▶ _やること_
1) 本文抜粋の「私がこのブログで主張していま」から「ひとも沢山いるのが現実です。」までをすべて、一字も変えずに書き写す。
2) 次の(a)〜(c)が本文抜粋の内容と合うかどうかを「はい」か「いいえ」で答え、決め手となる本文抜粋の語句をそのまま引用する。
(a) NHKの番組「超進化」は四部構成だった。
(b) 冬場には常緑樹から落葉樹へ栄養素が渡される。
(c) 植物には約40億年の歴史がある。

▶ _本文抜粋_
%%

私がこのブログで主張しています「新ハルモニア主義」の考え方に大きく影響を与えたものはもちろん色々あります。長年の人生で経験したことはもちろん重要ですが、ひとりの人間で経験できることには限りがあります。それを補足するのが、先人の遺した数々の知識、ノウハウ、思想、歴史などです。残念なことですが、それらの知識はほとんどが学校教育以外で得たものです。そういう意味でも、学校の教科の内容では幸せになる生き方についてほとんど触れられていないのが現実だと思います。

 このような観点で学校教育の内容を検討することなど、今の文部科学省や教育委員会の眼中には無いのでしょう。受験に関わる人達は、受験を中心にしか考えませんので、例えば、受験科目以外は疎かになっているのです。私は人間の生き様を考えて行くにあたり、歴史と生物をかなり参考にしています。それは、歴史は、人間がこれまでどのように生まれて、生きて、死んでいったかを示していて、人間がどのようなとき、どのように動くかがよく判ると思います。生物は、もともと人間も生物の一種ですので、それを学ぶことが人間の行動を理解する上で非常に役に立つからです。いずれにしても、教科書の内容では不十分でありますが、全く学ばないよりはましだと思います。それにも関わらず、受験科目でないからと、日本史、世界史、生物もほとんど学ぶことが無いひとも沢山いるのが現実です。

 生物についてですが、先日、NHKで「超進化」という番組が放映されていました。三部構成で、植物、昆虫、微生物をそれぞれテーマにしていました。興味のある方は、NHKのホームページから視聴してください。しばらくの間、見ることが出来るのではないでしょうか。

 植物の回で、印象に残ったことは、共生ということです。例えば、落葉樹は夏を中心に葉が茂り、旺盛に光合成をして、栄養素を多量に産出します。常緑樹は、落葉樹が枯れてしまう冬場でも光合成をします。夏場は大量に産出した栄養素を落葉樹から近くの常緑樹に土の中の根を通じて渡します。冬場は反対に、常緑樹からその時期に光合成しない落葉樹に栄養素を渡すことが分かっています。また、根から根の栄養素の移動や、土壌からの栄養素の吸収には、微生物がその働きを助けています。このように、森の中で、生物達が互いに助け合って生きています。人間の歴史は約500万年ですが、植物は約10億年の歴史があります。さらに微生物は約40億年前に生まれたと言われていて、微生物も植物も人間などよりも長く環境に対応して進化して来ているのです。そして、その形が共生となっているのが意味があると思っています。

 このような共生の形は、第二回の昆虫にも出て来ます。昆虫と植物、微生物との協力関係はよく知られている植物の受粉だけでなく、外敵から防御してもらう代わりに食物を与える関係もよく見受けられることなのです。そのような関係が多く成り立っています。

 微生物の回では、我々人間にまでにつながる動物の細胞レベルでの微生物の役割が示されていました。もっとも衝撃的には、我々の細胞の中でエネルギー産出の機能を持つミトコンドリアは元々微生物であったのが、別の微生物に取り込まれて、長い長い時間経過の中で、生物細胞として構成されていったことです。まだまだ病原菌など、人類に害する微生物もありますが、そのような敵対関係でも、生物学的にはいずれは人類の進化に役立つこともあるのです。

 確かに、植物とは違い、動物は競争関係で進化していることも多いのですが、植物の進化を考えますと、動物もいずれ同種間、異種間での共生が種の保存や進化の重要な策となっていくでしょう。さらに、人間社会を平和的に構築するための鍵となるのが、この共生だと思います。

%%

▶ _与えられた記録_
%%

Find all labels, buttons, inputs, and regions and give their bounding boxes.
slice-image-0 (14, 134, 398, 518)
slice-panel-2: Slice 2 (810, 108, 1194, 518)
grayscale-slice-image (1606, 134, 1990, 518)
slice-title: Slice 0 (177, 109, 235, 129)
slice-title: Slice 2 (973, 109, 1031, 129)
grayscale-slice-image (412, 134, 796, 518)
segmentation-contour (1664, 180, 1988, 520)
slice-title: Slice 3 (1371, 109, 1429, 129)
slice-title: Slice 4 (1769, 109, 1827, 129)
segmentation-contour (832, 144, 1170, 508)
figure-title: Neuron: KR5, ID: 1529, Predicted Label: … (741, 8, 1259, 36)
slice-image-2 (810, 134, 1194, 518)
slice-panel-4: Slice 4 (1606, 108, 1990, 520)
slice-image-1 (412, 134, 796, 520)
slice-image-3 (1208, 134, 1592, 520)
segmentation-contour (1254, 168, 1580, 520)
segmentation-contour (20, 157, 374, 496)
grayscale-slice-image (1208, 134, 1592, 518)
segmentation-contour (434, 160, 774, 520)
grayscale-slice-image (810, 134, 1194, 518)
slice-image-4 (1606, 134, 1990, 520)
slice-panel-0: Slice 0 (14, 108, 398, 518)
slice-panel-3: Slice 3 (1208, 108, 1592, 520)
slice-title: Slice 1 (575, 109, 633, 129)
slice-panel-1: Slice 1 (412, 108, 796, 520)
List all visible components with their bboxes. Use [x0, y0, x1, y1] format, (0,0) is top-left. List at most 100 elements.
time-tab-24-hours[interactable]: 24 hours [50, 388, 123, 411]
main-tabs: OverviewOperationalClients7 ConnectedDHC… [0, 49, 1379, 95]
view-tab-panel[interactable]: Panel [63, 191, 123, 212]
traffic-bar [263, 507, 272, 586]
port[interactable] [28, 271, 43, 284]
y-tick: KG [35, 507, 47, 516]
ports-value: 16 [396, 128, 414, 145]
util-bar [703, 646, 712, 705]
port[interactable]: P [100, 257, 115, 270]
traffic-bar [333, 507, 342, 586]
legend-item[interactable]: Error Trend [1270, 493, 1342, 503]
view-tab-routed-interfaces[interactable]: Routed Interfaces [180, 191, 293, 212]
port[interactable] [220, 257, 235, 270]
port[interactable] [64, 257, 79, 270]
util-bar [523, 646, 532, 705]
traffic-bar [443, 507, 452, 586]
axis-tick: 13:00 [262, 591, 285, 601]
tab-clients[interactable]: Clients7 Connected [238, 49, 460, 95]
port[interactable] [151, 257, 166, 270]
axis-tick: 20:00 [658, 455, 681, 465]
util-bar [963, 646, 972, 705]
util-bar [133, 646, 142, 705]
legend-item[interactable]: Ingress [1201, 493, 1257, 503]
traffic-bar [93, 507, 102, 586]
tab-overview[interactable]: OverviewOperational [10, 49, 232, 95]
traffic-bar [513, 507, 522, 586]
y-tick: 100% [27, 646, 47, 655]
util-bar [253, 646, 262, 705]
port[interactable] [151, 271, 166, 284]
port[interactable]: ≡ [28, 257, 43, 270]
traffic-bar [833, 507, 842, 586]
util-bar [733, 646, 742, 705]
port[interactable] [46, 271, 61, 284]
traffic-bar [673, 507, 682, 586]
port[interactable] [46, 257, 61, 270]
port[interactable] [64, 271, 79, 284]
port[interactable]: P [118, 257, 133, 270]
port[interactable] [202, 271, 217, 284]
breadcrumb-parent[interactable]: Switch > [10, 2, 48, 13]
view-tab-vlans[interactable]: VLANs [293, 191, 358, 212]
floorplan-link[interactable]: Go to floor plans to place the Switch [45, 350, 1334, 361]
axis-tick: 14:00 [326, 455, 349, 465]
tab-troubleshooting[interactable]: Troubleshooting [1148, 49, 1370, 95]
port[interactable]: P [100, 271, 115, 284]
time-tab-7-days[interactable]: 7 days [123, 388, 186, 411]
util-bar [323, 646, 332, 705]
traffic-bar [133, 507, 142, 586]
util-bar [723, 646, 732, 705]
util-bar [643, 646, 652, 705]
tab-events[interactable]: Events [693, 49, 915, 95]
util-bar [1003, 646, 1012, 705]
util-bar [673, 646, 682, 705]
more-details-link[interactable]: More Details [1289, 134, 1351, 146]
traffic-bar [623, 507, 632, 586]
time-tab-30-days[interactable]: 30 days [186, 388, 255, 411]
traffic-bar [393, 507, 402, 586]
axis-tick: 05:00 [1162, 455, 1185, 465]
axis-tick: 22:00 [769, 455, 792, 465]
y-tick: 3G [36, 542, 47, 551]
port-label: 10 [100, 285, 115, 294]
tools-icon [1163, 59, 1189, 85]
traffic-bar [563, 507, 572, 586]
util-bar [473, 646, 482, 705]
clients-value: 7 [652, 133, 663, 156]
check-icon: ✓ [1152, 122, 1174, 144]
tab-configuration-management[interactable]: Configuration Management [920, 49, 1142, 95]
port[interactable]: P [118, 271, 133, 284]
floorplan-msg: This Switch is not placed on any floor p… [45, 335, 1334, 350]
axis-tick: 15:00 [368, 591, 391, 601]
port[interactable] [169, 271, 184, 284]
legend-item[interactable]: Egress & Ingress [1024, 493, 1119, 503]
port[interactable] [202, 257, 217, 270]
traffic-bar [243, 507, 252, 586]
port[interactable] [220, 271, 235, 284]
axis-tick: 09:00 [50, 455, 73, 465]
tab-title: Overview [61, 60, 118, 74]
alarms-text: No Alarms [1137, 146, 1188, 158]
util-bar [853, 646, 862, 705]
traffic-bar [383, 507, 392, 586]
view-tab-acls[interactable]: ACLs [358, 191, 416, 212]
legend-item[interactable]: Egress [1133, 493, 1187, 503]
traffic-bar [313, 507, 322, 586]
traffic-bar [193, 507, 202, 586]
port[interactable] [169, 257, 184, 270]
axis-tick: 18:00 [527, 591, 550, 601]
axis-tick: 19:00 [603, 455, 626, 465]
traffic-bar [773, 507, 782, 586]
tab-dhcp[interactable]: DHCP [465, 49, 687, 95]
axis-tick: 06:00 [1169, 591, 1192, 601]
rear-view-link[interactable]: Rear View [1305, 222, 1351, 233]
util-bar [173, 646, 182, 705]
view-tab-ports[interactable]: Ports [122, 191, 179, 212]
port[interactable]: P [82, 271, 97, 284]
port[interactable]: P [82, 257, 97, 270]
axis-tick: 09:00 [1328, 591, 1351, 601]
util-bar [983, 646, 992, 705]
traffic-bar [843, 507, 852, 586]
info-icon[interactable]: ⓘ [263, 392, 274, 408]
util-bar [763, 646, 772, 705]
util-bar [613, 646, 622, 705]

%%

▶ _各課題の解答_
1)
私がこのブログで主張しています「新ハルモニア主義」の考え方に大きく影響を与えたものはもちろん色々あります。長年の人生で経験したことはもちろん重要ですが、ひとりの人間で経験できることには限りがあります。それを補足するのが、先人の遺した数々の知識、ノウハウ、思想、歴史などです。残念なことですが、それらの知識はほとんどが学校教育以外で得たものです。そういう意味でも、学校の教科の内容では幸せになる生き方についてほとんど触れられていないのが現実だと思います。

 このような観点で学校教育の内容を検討することなど、今の文部科学省や教育委員会の眼中には無いのでしょう。受験に関わる人達は、受験を中心にしか考えませんので、例えば、受験科目以外は疎かになっているのです。私は人間の生き様を考えて行くにあたり、歴史と生物をかなり参考にしています。それは、歴史は、人間がこれまでどのように生まれて、生きて、死んでいったかを示していて、人間がどのようなとき、どのように動くかがよく判ると思います。生物は、もともと人間も生物の一種ですので、それを学ぶことが人間の行動を理解する上で非常に役に立つからです。いずれにしても、教科書の内容では不十分でありますが、全く学ばないよりはましだと思います。それにも関わらず、受験科目でないからと、日本史、世界史、生物もほとんど学ぶことが無いひとも沢山いるのが現実です。

2)
(a) いいえ。「三部構成で、植物、昆虫、微生物をそれぞれテーマにしていました。」
(b) はい。「冬場は反対に、常緑樹からその時期に光合成しない落葉樹に栄養素を渡すことが分かっています。」
(c) いいえ。「植物は約10億年の歴史があります。」